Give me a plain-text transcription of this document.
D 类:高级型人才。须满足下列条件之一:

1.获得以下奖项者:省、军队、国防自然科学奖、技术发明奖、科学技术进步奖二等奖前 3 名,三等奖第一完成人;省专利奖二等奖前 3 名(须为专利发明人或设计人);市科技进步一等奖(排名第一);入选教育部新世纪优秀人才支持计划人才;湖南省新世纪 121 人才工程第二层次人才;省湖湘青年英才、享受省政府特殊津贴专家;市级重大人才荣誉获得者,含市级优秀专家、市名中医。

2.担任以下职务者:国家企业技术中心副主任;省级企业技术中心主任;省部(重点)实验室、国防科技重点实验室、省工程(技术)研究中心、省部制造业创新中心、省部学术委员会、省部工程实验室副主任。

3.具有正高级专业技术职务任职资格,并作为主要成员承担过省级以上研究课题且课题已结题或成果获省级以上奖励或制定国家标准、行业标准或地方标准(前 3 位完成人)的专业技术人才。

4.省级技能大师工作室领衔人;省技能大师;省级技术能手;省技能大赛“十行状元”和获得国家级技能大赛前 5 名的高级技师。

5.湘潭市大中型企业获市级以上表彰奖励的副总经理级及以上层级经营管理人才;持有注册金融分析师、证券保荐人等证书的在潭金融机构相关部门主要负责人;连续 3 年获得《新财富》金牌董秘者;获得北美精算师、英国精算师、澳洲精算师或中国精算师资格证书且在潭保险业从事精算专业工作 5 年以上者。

* * *

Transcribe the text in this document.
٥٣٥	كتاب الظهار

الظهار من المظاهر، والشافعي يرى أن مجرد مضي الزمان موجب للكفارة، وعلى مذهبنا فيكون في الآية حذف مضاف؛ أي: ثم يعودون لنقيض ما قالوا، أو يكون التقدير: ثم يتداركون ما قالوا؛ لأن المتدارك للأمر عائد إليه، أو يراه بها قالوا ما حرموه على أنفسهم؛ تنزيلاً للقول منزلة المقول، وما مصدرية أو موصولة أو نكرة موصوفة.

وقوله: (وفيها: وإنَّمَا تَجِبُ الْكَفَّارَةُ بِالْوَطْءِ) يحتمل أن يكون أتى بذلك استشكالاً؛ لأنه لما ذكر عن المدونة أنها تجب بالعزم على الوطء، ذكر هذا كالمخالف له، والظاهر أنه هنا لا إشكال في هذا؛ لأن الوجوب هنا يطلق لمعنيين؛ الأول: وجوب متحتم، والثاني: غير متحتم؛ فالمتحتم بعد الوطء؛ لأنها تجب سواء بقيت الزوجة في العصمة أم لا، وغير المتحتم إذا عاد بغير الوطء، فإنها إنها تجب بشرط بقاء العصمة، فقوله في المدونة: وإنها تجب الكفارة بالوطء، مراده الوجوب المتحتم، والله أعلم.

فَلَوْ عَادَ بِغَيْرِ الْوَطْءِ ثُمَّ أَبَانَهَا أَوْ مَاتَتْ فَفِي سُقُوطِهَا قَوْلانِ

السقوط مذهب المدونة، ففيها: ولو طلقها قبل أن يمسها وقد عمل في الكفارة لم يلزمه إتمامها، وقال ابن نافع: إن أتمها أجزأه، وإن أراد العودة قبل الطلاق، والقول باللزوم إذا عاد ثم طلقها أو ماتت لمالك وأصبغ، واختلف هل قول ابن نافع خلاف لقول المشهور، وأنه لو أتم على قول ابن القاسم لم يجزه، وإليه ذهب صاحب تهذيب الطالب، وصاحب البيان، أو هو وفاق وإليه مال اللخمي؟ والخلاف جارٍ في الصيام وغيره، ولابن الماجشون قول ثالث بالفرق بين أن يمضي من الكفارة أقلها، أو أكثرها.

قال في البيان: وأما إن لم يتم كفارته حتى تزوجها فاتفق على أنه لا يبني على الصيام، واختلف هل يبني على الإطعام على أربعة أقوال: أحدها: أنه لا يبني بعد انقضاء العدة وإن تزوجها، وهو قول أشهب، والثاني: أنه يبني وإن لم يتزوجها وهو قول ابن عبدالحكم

GIVEN INSTRUCTION:
Go through the records and show every line with the string "this" in it.

WRITTEN ANSWER:
Give me a plain-text transcription of this document.
Transcribe the text in this document.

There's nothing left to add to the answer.